--- Begin Items ---

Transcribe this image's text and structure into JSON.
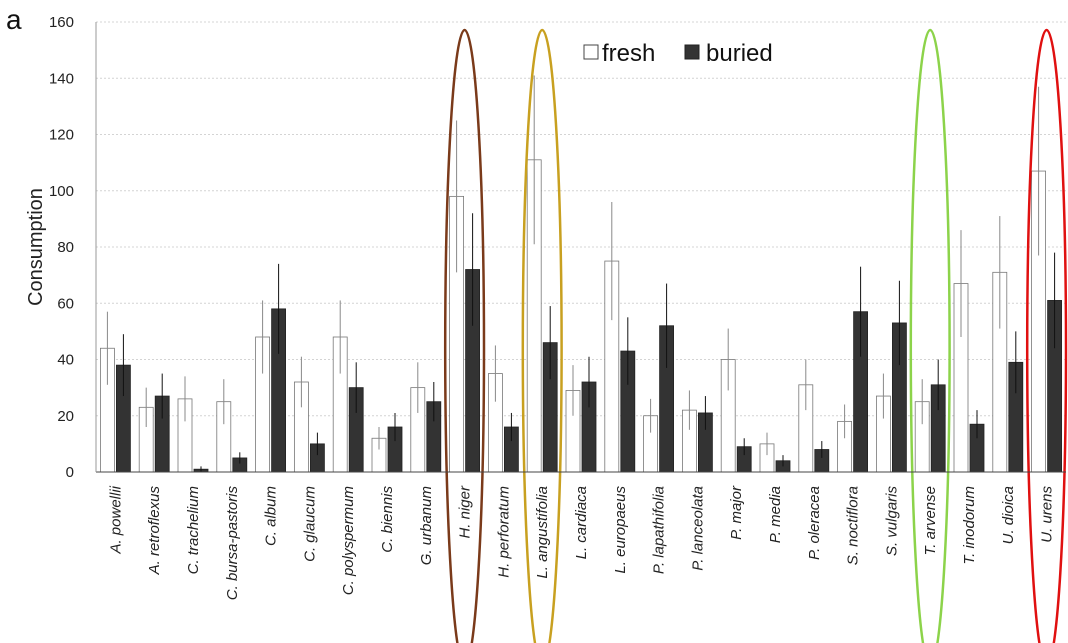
{
  "chart_data": {
    "type": "bar",
    "panel_label": "a",
    "title": "",
    "xlabel": "",
    "ylabel": "Consumption",
    "ylim": [
      0,
      160
    ],
    "yticks": [
      0,
      20,
      40,
      60,
      80,
      100,
      120,
      140,
      160
    ],
    "grid": true,
    "legend_position": "top-center",
    "categories": [
      "A. powellii",
      "A. retroflexus",
      "C. trachelium",
      "C. bursa-pastoris",
      "C. album",
      "C. glaucum",
      "C. polyspermum",
      "C. biennis",
      "G. urbanum",
      "H. niger",
      "H. perforatum",
      "L. angustifolia",
      "L. cardiaca",
      "L. europaeus",
      "P. lapathifolia",
      "P. lanceolata",
      "P. major",
      "P. media",
      "P. oleracea",
      "S. noctiflora",
      "S. vulgaris",
      "T. arvense",
      "T. inodorum",
      "U. dioica",
      "U. urens"
    ],
    "series": [
      {
        "name": "fresh",
        "color": "#ffffff",
        "values": [
          44,
          23,
          26,
          25,
          48,
          32,
          48,
          12,
          30,
          98,
          35,
          111,
          29,
          75,
          20,
          22,
          40,
          10,
          31,
          18,
          27,
          25,
          67,
          71,
          107
        ],
        "errors": [
          13,
          7,
          8,
          8,
          13,
          9,
          13,
          4,
          9,
          27,
          10,
          30,
          9,
          21,
          6,
          7,
          11,
          4,
          9,
          6,
          8,
          8,
          19,
          20,
          30
        ]
      },
      {
        "name": "buried",
        "color": "#333333",
        "values": [
          38,
          27,
          1,
          5,
          58,
          10,
          30,
          16,
          25,
          72,
          16,
          46,
          32,
          43,
          52,
          21,
          9,
          4,
          8,
          57,
          53,
          31,
          17,
          39,
          61
        ],
        "errors": [
          11,
          8,
          1,
          2,
          16,
          4,
          9,
          5,
          7,
          20,
          5,
          13,
          9,
          12,
          15,
          6,
          3,
          2,
          3,
          16,
          15,
          9,
          5,
          11,
          17
        ]
      }
    ],
    "highlights": [
      {
        "category": "H. niger",
        "color": "#7a3a1a"
      },
      {
        "category": "L. angustifolia",
        "color": "#c8a020"
      },
      {
        "category": "T. arvense",
        "color": "#8cd34a"
      },
      {
        "category": "U. urens",
        "color": "#e01010"
      }
    ]
  }
}
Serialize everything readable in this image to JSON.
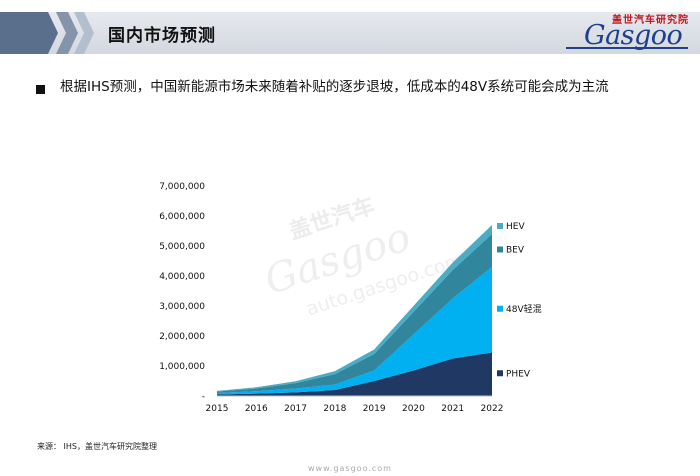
{
  "header": {
    "title": "国内市场预测",
    "logo_cn": "盖世汽车研究院",
    "logo_word": "Gasgoo"
  },
  "bullet": {
    "text": "根据IHS预测，中国新能源市场未来随着补贴的逐步退坡，低成本的48V系统可能会成为主流"
  },
  "watermark": {
    "cn": "盖世汽车",
    "word": "Gasgoo",
    "url": "auto.gasgoo.com"
  },
  "chart_data": {
    "type": "area",
    "stacked": true,
    "title": "",
    "xlabel": "",
    "ylabel": "",
    "categories": [
      "2015",
      "2016",
      "2017",
      "2018",
      "2019",
      "2020",
      "2021",
      "2022"
    ],
    "ylim": [
      0,
      7000000
    ],
    "yticks": [
      "7,000,000",
      "6,000,000",
      "5,000,000",
      "4,000,000",
      "3,000,000",
      "2,000,000",
      "1,000,000",
      "-"
    ],
    "series": [
      {
        "name": "PHEV",
        "color": "#1f3864",
        "values": [
          50000,
          80000,
          120000,
          200000,
          500000,
          850000,
          1250000,
          1450000
        ]
      },
      {
        "name": "48V轻混",
        "color": "#00b0f0",
        "values": [
          50000,
          80000,
          130000,
          180000,
          350000,
          1200000,
          2000000,
          2850000
        ]
      },
      {
        "name": "BEV",
        "color": "#31859c",
        "values": [
          50000,
          90000,
          180000,
          350000,
          550000,
          750000,
          950000,
          1100000
        ]
      },
      {
        "name": "HEV",
        "color": "#4bacc6",
        "values": [
          20000,
          40000,
          60000,
          100000,
          150000,
          200000,
          250000,
          300000
        ]
      }
    ],
    "legend_position": "right"
  },
  "source_note": "来源： IHS，盖世汽车研究院整理",
  "footer_url": "www.gasgoo.com"
}
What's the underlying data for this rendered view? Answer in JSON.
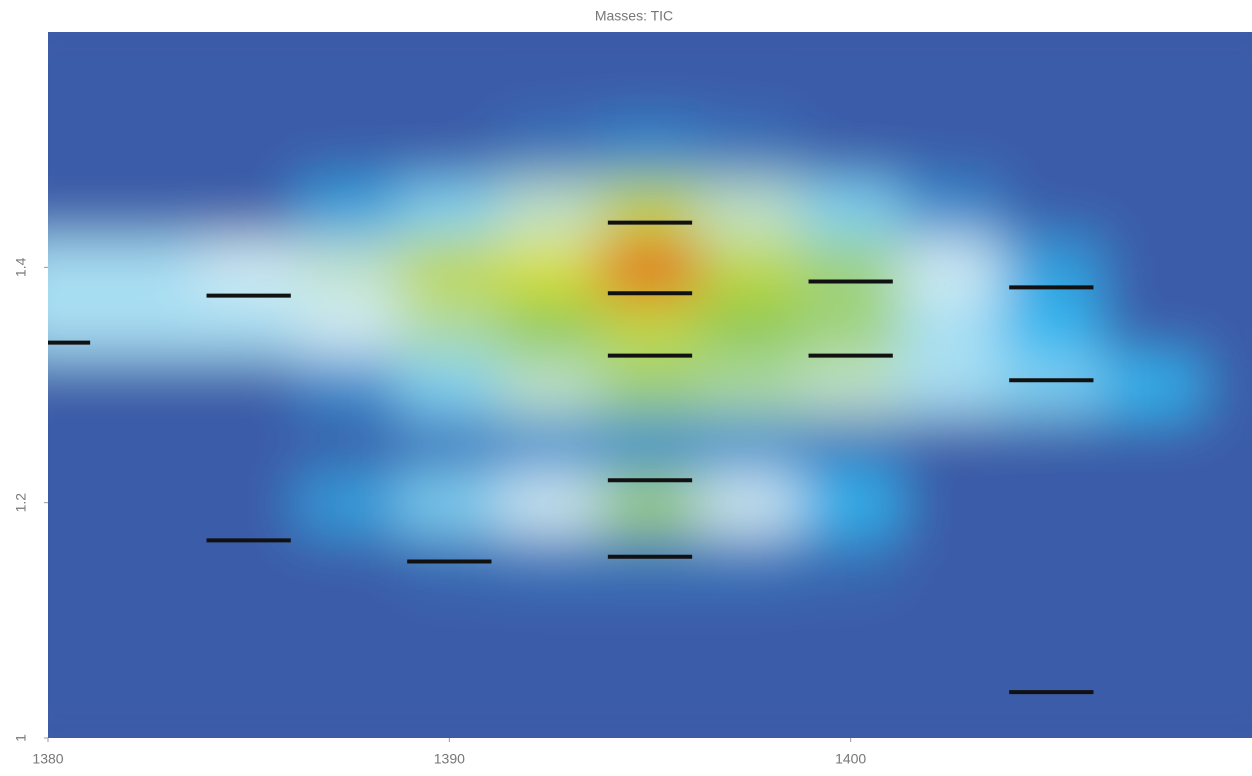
{
  "chart_data": {
    "type": "heatmap",
    "title": "Masses: TIC",
    "xlim": [
      1380,
      1410
    ],
    "ylim": [
      1,
      1.6
    ],
    "xticks": [
      1380,
      1390,
      1400
    ],
    "yticks": [
      1,
      1.2,
      1.4
    ],
    "x": [
      1380,
      1382.5,
      1385,
      1387.5,
      1390,
      1392.5,
      1395,
      1397.5,
      1400,
      1402.5,
      1405,
      1407.5,
      1410
    ],
    "y": [
      1,
      1.05,
      1.1,
      1.15,
      1.2,
      1.25,
      1.3,
      1.35,
      1.4,
      1.45,
      1.5,
      1.55,
      1.6
    ],
    "z": [
      [
        0,
        0,
        0,
        0,
        0,
        0,
        0,
        0,
        0,
        0,
        0,
        0,
        0
      ],
      [
        0,
        0,
        0,
        0,
        0,
        0,
        0,
        0,
        0,
        0,
        0,
        0,
        0
      ],
      [
        0,
        0,
        0,
        0,
        0,
        0,
        0,
        0,
        0,
        0,
        0,
        0,
        0
      ],
      [
        0,
        0,
        0,
        0,
        0.03,
        0.05,
        0.05,
        0.05,
        0.03,
        0,
        0,
        0,
        0
      ],
      [
        0,
        0,
        0,
        0.15,
        0.3,
        0.4,
        0.55,
        0.4,
        0.2,
        0,
        0,
        0,
        0
      ],
      [
        0,
        0,
        0,
        0,
        0.05,
        0.1,
        0.1,
        0.1,
        0.05,
        0,
        0,
        0,
        0
      ],
      [
        0,
        0,
        0,
        0.1,
        0.3,
        0.45,
        0.55,
        0.5,
        0.45,
        0.35,
        0.3,
        0.2,
        0
      ],
      [
        0.35,
        0.35,
        0.35,
        0.4,
        0.5,
        0.6,
        0.7,
        0.6,
        0.55,
        0.35,
        0.2,
        0,
        0
      ],
      [
        0.35,
        0.35,
        0.4,
        0.45,
        0.7,
        0.75,
        0.95,
        0.7,
        0.55,
        0.4,
        0.15,
        0,
        0
      ],
      [
        0,
        0,
        0,
        0.15,
        0.3,
        0.45,
        0.7,
        0.45,
        0.3,
        0.1,
        0,
        0,
        0
      ],
      [
        0,
        0,
        0,
        0,
        0,
        0.05,
        0.1,
        0.05,
        0,
        0,
        0,
        0,
        0
      ],
      [
        0,
        0,
        0,
        0,
        0,
        0,
        0,
        0,
        0,
        0,
        0,
        0,
        0
      ],
      [
        0,
        0,
        0,
        0,
        0,
        0,
        0,
        0,
        0,
        0,
        0,
        0,
        0
      ]
    ],
    "colormap": [
      "#3b5ca8",
      "#2fb6f0",
      "#d2ecf4",
      "#8cc850",
      "#f5e82a",
      "#e03a14"
    ],
    "markers": {
      "color": "#111111",
      "x": [
        1380,
        1385,
        1385,
        1390,
        1395,
        1395,
        1395,
        1395,
        1395,
        1400,
        1400,
        1405,
        1405,
        1405
      ],
      "y": [
        1.336,
        1.376,
        1.168,
        1.15,
        1.438,
        1.378,
        1.325,
        1.219,
        1.154,
        1.388,
        1.325,
        1.383,
        1.304,
        1.039
      ]
    }
  }
}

--- End Items ---

Every record must be copied exactly, with the pictures left out.

Transcribe this image's text and structure into JSON.
{
  "chart_data": {
    "type": "bar",
    "panel_label": "a",
    "title": "",
    "xlabel": "",
    "ylabel": "Consumption",
    "ylim": [
      0,
      160
    ],
    "yticks": [
      0,
      20,
      40,
      60,
      80,
      100,
      120,
      140,
      160
    ],
    "grid": true,
    "legend_position": "top-center",
    "categories": [
      "A. powellii",
      "A. retroflexus",
      "C. trachelium",
      "C. bursa-pastoris",
      "C. album",
      "C. glaucum",
      "C. polyspermum",
      "C. biennis",
      "G. urbanum",
      "H. niger",
      "H. perforatum",
      "L. angustifolia",
      "L. cardiaca",
      "L. europaeus",
      "P. lapathifolia",
      "P. lanceolata",
      "P. major",
      "P. media",
      "P. oleracea",
      "S. noctiflora",
      "S. vulgaris",
      "T. arvense",
      "T. inodorum",
      "U. dioica",
      "U. urens"
    ],
    "series": [
      {
        "name": "fresh",
        "color": "#ffffff",
        "values": [
          44,
          23,
          26,
          25,
          48,
          32,
          48,
          12,
          30,
          98,
          35,
          111,
          29,
          75,
          20,
          22,
          40,
          10,
          31,
          18,
          27,
          25,
          67,
          71,
          107
        ],
        "errors": [
          13,
          7,
          8,
          8,
          13,
          9,
          13,
          4,
          9,
          27,
          10,
          30,
          9,
          21,
          6,
          7,
          11,
          4,
          9,
          6,
          8,
          8,
          19,
          20,
          30
        ]
      },
      {
        "name": "buried",
        "color": "#333333",
        "values": [
          38,
          27,
          1,
          5,
          58,
          10,
          30,
          16,
          25,
          72,
          16,
          46,
          32,
          43,
          52,
          21,
          9,
          4,
          8,
          57,
          53,
          31,
          17,
          39,
          61
        ],
        "errors": [
          11,
          8,
          1,
          2,
          16,
          4,
          9,
          5,
          7,
          20,
          5,
          13,
          9,
          12,
          15,
          6,
          3,
          2,
          3,
          16,
          15,
          9,
          5,
          11,
          17
        ]
      }
    ],
    "highlights": [
      {
        "category": "H. niger",
        "color": "#7a3a1a"
      },
      {
        "category": "L. angustifolia",
        "color": "#c8a020"
      },
      {
        "category": "T. arvense",
        "color": "#8cd34a"
      },
      {
        "category": "U. urens",
        "color": "#e01010"
      }
    ]
  }
}
Serialize everything readable in this image to JSON.
{
  "header": {
    "title": "国内市场预测",
    "logo_cn": "盖世汽车研究院",
    "logo_word": "Gasgoo"
  },
  "bullet": {
    "text": "根据IHS预测，中国新能源市场未来随着补贴的逐步退坡，低成本的48V系统可能会成为主流"
  },
  "watermark": {
    "cn": "盖世汽车",
    "word": "Gasgoo",
    "url": "auto.gasgoo.com"
  },
  "chart_data": {
    "type": "area",
    "stacked": true,
    "title": "",
    "xlabel": "",
    "ylabel": "",
    "categories": [
      "2015",
      "2016",
      "2017",
      "2018",
      "2019",
      "2020",
      "2021",
      "2022"
    ],
    "ylim": [
      0,
      7000000
    ],
    "yticks": [
      "7,000,000",
      "6,000,000",
      "5,000,000",
      "4,000,000",
      "3,000,000",
      "2,000,000",
      "1,000,000",
      "-"
    ],
    "series": [
      {
        "name": "PHEV",
        "color": "#1f3864",
        "values": [
          50000,
          80000,
          120000,
          200000,
          500000,
          850000,
          1250000,
          1450000
        ]
      },
      {
        "name": "48V轻混",
        "color": "#00b0f0",
        "values": [
          50000,
          80000,
          130000,
          180000,
          350000,
          1200000,
          2000000,
          2850000
        ]
      },
      {
        "name": "BEV",
        "color": "#31859c",
        "values": [
          50000,
          90000,
          180000,
          350000,
          550000,
          750000,
          950000,
          1100000
        ]
      },
      {
        "name": "HEV",
        "color": "#4bacc6",
        "values": [
          20000,
          40000,
          60000,
          100000,
          150000,
          200000,
          250000,
          300000
        ]
      }
    ],
    "legend_position": "right"
  },
  "source_note": "来源： IHS，盖世汽车研究院整理",
  "footer_url": "www.gasgoo.com"
}
What's the underlying data for this rendered view? Answer in JSON.
{
  "chart_data": {
    "type": "heatmap",
    "title": "Masses: TIC",
    "xlim": [
      1380,
      1410
    ],
    "ylim": [
      1,
      1.6
    ],
    "xticks": [
      1380,
      1390,
      1400
    ],
    "yticks": [
      1,
      1.2,
      1.4
    ],
    "x": [
      1380,
      1382.5,
      1385,
      1387.5,
      1390,
      1392.5,
      1395,
      1397.5,
      1400,
      1402.5,
      1405,
      1407.5,
      1410
    ],
    "y": [
      1,
      1.05,
      1.1,
      1.15,
      1.2,
      1.25,
      1.3,
      1.35,
      1.4,
      1.45,
      1.5,
      1.55,
      1.6
    ],
    "z": [
      [
        0,
        0,
        0,
        0,
        0,
        0,
        0,
        0,
        0,
        0,
        0,
        0,
        0
      ],
      [
        0,
        0,
        0,
        0,
        0,
        0,
        0,
        0,
        0,
        0,
        0,
        0,
        0
      ],
      [
        0,
        0,
        0,
        0,
        0,
        0,
        0,
        0,
        0,
        0,
        0,
        0,
        0
      ],
      [
        0,
        0,
        0,
        0,
        0.03,
        0.05,
        0.05,
        0.05,
        0.03,
        0,
        0,
        0,
        0
      ],
      [
        0,
        0,
        0,
        0.15,
        0.3,
        0.4,
        0.55,
        0.4,
        0.2,
        0,
        0,
        0,
        0
      ],
      [
        0,
        0,
        0,
        0,
        0.05,
        0.1,
        0.1,
        0.1,
        0.05,
        0,
        0,
        0,
        0
      ],
      [
        0,
        0,
        0,
        0.1,
        0.3,
        0.45,
        0.55,
        0.5,
        0.45,
        0.35,
        0.3,
        0.2,
        0
      ],
      [
        0.35,
        0.35,
        0.35,
        0.4,
        0.5,
        0.6,
        0.7,
        0.6,
        0.55,
        0.35,
        0.2,
        0,
        0
      ],
      [
        0.35,
        0.35,
        0.4,
        0.45,
        0.7,
        0.75,
        0.95,
        0.7,
        0.55,
        0.4,
        0.15,
        0,
        0
      ],
      [
        0,
        0,
        0,
        0.15,
        0.3,
        0.45,
        0.7,
        0.45,
        0.3,
        0.1,
        0,
        0,
        0
      ],
      [
        0,
        0,
        0,
        0,
        0,
        0.05,
        0.1,
        0.05,
        0,
        0,
        0,
        0,
        0
      ],
      [
        0,
        0,
        0,
        0,
        0,
        0,
        0,
        0,
        0,
        0,
        0,
        0,
        0
      ],
      [
        0,
        0,
        0,
        0,
        0,
        0,
        0,
        0,
        0,
        0,
        0,
        0,
        0
      ]
    ],
    "colormap": [
      "#3b5ca8",
      "#2fb6f0",
      "#d2ecf4",
      "#8cc850",
      "#f5e82a",
      "#e03a14"
    ],
    "markers": {
      "color": "#111111",
      "x": [
        1380,
        1385,
        1385,
        1390,
        1395,
        1395,
        1395,
        1395,
        1395,
        1400,
        1400,
        1405,
        1405,
        1405
      ],
      "y": [
        1.336,
        1.376,
        1.168,
        1.15,
        1.438,
        1.378,
        1.325,
        1.219,
        1.154,
        1.388,
        1.325,
        1.383,
        1.304,
        1.039
      ]
    }
  }
}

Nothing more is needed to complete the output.